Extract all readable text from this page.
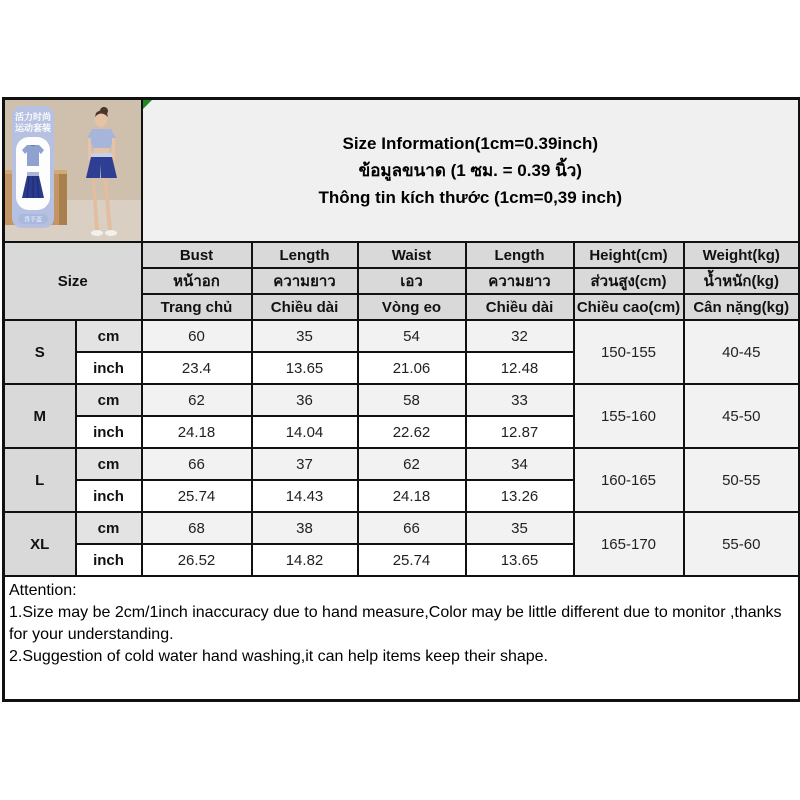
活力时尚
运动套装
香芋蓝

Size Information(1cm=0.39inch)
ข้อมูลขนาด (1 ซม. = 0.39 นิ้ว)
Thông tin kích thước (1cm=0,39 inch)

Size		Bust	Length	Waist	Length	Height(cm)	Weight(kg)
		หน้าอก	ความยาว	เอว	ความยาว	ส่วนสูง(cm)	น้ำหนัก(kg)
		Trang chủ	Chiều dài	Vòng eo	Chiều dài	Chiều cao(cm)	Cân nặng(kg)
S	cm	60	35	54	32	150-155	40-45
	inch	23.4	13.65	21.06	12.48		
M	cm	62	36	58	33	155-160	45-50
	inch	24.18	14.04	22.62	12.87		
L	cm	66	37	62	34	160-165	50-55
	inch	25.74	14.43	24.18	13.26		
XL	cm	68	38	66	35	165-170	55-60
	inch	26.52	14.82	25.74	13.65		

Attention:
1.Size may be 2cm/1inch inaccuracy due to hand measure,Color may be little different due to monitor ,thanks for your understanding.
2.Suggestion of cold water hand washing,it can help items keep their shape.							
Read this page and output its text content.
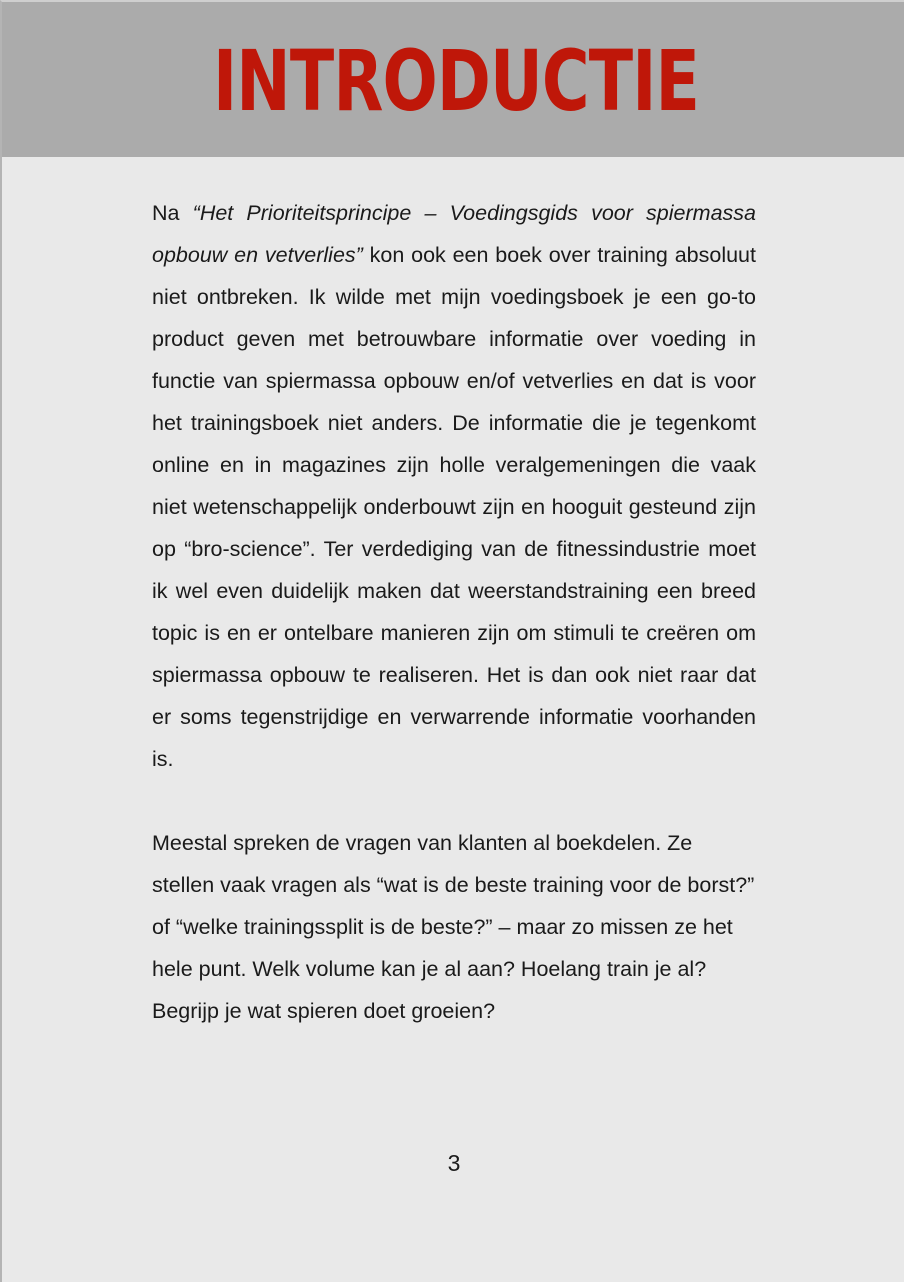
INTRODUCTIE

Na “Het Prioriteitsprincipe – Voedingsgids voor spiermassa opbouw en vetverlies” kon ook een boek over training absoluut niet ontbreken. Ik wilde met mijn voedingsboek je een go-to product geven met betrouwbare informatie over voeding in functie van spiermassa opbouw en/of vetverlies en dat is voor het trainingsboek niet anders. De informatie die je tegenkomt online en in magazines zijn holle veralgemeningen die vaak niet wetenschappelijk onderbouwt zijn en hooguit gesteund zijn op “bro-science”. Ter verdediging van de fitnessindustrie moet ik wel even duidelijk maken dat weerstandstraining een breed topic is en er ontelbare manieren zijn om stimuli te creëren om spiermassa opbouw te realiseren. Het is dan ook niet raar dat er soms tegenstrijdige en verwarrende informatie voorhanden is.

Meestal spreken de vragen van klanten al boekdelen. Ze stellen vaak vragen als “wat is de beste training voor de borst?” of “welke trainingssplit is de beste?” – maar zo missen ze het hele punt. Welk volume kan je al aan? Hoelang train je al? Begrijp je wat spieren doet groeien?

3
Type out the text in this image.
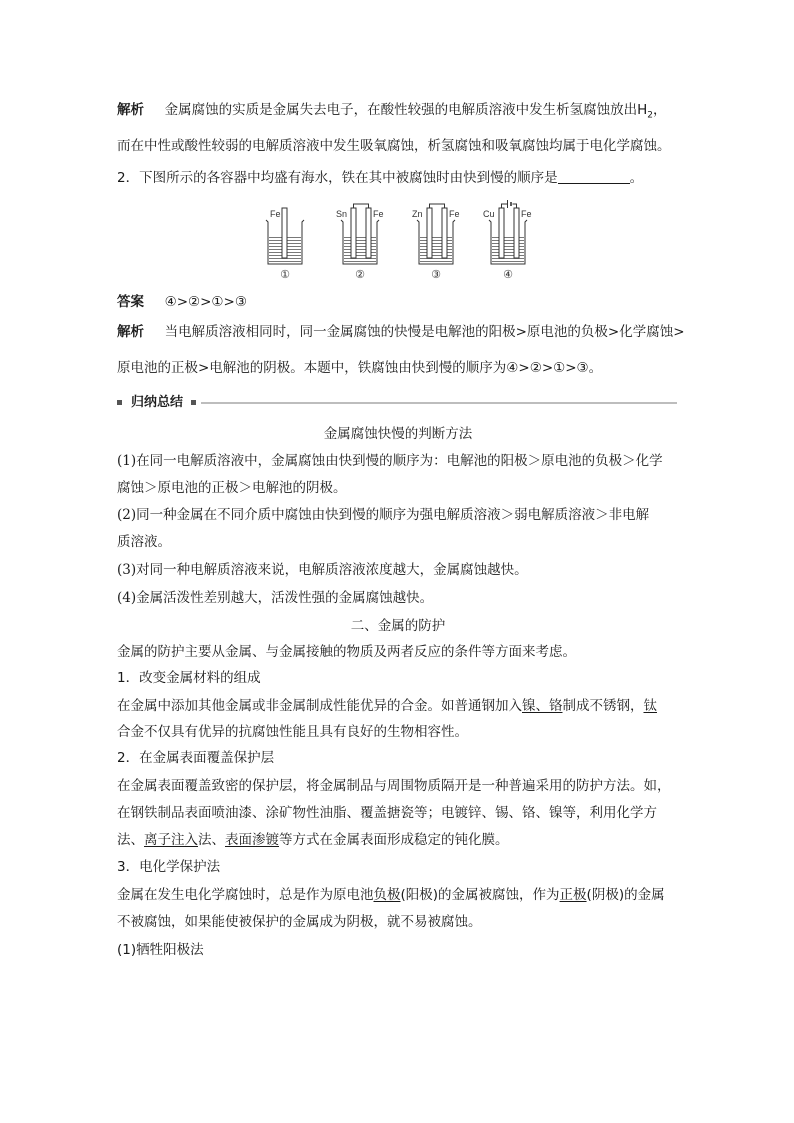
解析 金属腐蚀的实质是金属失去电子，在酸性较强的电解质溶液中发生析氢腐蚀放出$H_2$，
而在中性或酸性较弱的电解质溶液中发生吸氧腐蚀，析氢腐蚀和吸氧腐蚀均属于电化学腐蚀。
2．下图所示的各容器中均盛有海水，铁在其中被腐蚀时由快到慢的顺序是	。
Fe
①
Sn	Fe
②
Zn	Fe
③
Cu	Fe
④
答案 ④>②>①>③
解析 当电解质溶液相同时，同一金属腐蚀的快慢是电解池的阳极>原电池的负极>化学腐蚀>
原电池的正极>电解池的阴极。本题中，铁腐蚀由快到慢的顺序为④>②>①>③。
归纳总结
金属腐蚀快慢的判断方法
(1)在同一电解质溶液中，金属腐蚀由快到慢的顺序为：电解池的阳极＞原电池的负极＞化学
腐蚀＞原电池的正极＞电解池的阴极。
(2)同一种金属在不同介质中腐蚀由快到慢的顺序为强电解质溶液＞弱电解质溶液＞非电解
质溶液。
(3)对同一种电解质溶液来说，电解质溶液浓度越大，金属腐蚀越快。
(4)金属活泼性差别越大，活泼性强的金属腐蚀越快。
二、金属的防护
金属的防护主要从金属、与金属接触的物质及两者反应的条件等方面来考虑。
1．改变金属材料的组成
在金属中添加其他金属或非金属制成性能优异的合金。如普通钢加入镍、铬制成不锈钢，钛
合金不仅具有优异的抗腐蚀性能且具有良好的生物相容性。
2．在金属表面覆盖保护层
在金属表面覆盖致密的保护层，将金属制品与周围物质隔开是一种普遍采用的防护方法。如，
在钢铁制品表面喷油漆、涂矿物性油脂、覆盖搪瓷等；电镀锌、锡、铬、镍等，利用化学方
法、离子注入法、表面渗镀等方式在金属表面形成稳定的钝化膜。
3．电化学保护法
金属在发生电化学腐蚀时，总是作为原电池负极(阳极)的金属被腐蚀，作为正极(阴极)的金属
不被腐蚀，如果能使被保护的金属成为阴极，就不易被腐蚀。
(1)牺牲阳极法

============

### CHALLENGE
List each line in the listing that contains the string "vaak".

### FULL RESPONSE
Na “Het Prioriteitsprincipe – Voedingsgids voor spiermassa opbouw en vetverlies” kon ook een boek over training absoluut niet ontbreken. Ik wilde met mijn voedingsboek je een go-to product geven met betrouwbare informatie over voeding in functie van spiermassa opbouw en/of vetverlies en dat is voor het trainingsboek niet anders. De informatie die je tegenkomt online en in magazines zijn holle veralgemeningen die vaak niet wetenschappelijk onderbouwt zijn en hooguit gesteund zijn op “bro-science”. Ter verdediging van de fitnessindustrie moet ik wel even duidelijk maken dat weerstandstraining een breed topic is en er ontelbare manieren zijn om stimuli te creëren om spiermassa opbouw te realiseren. Het is dan ook niet raar dat er soms tegenstrijdige en verwarrende informatie voorhanden is.
Meestal spreken de vragen van klanten al boekdelen. Ze stellen vaak vragen als “wat is de beste training voor de borst?” of “welke trainingssplit is de beste?” – maar zo missen ze het hele punt. Welk volume kan je al aan? Hoelang train je al? Begrijp je wat spieren doet groeien?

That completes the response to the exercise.